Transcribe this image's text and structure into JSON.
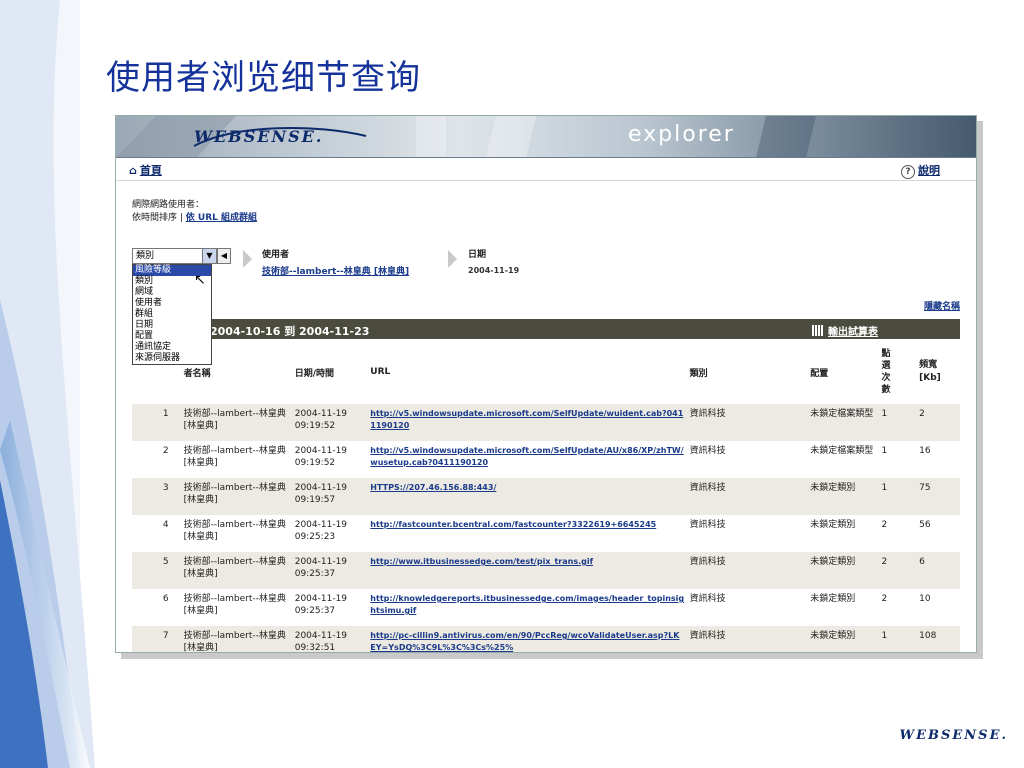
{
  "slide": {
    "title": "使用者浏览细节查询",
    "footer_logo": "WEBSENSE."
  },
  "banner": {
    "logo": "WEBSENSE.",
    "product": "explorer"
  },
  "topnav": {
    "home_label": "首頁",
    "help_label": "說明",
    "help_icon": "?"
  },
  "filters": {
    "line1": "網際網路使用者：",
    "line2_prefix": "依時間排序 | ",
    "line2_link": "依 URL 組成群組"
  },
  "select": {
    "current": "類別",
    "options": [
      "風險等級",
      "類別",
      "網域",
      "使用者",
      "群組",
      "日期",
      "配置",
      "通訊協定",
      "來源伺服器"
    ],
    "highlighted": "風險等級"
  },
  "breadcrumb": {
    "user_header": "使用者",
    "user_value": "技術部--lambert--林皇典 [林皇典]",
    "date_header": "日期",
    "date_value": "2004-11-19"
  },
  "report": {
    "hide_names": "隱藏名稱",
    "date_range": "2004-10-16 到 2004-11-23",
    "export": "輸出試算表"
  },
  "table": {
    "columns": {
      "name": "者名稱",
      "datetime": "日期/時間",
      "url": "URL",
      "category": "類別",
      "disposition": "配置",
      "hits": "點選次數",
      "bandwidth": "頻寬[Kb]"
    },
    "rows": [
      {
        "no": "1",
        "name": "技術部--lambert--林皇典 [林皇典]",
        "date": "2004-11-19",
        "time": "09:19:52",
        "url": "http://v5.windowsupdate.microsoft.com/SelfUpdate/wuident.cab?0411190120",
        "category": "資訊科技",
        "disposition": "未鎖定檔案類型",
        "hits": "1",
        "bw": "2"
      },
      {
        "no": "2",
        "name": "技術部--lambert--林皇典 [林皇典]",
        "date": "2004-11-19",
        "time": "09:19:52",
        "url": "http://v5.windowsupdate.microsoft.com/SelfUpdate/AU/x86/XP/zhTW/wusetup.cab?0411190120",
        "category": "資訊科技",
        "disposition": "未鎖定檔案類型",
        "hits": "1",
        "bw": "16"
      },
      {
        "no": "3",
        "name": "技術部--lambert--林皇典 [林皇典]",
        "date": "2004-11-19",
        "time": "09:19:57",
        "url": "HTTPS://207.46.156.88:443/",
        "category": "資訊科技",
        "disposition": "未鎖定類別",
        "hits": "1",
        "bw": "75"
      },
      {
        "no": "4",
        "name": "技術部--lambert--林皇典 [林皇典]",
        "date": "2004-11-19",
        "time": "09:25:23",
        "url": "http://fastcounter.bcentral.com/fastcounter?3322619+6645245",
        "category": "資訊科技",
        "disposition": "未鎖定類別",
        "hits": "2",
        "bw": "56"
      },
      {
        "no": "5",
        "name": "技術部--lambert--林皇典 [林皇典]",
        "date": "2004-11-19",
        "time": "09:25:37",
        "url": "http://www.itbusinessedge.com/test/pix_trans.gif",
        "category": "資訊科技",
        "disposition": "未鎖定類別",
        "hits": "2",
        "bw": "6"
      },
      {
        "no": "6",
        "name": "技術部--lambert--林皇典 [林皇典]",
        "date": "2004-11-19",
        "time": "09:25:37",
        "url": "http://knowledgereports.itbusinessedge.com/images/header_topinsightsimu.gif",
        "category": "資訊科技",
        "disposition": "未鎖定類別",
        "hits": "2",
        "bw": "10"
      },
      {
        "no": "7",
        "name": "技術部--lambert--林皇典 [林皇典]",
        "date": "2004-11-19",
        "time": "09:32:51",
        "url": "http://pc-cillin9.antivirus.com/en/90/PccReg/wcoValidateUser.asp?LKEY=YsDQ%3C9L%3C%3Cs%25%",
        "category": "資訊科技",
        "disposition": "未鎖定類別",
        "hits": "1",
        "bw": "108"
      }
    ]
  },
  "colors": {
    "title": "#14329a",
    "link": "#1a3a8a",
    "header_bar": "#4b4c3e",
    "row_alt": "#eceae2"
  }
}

***

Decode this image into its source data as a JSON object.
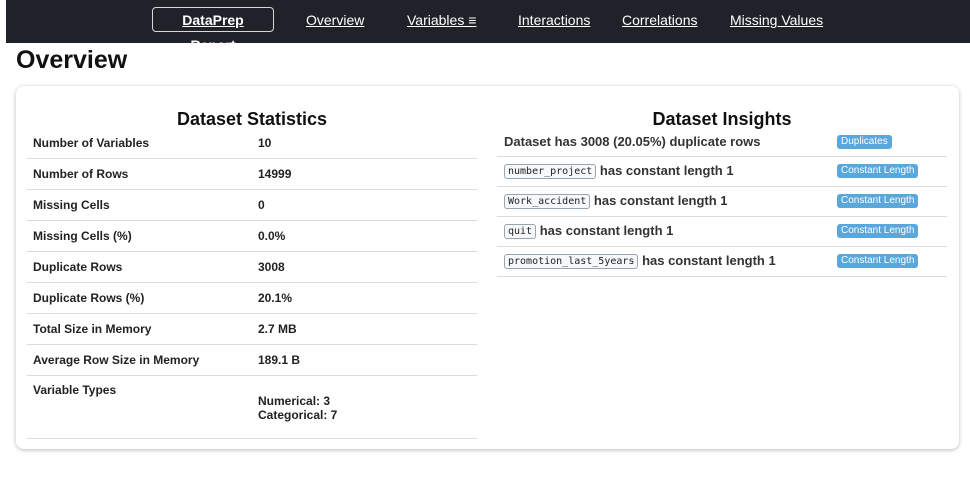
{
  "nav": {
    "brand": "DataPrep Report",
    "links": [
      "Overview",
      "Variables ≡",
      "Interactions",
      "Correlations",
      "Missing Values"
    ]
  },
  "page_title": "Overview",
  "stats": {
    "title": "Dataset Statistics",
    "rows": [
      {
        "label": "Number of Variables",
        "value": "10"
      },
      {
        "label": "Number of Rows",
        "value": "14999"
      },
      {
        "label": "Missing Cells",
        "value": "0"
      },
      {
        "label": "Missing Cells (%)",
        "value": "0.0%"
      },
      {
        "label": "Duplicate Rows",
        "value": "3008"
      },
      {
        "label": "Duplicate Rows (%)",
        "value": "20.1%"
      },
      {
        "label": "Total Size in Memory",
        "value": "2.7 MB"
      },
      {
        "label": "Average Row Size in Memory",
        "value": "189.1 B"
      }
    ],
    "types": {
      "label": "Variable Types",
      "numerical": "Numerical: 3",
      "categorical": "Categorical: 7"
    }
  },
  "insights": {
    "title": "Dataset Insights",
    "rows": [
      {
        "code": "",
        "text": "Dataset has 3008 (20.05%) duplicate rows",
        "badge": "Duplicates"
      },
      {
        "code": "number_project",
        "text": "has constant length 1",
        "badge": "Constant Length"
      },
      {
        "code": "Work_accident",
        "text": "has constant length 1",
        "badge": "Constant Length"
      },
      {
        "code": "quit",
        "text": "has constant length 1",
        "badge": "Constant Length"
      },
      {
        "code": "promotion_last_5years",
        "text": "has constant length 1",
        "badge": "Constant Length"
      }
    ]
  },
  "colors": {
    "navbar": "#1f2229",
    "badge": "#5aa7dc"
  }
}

***

#### [Directions]
Go through the entries above and pull out each line with "Size" in it.

#### [Task solution]
        "label": "Total Size in Memory",
        "label": "Average Row Size in Memory",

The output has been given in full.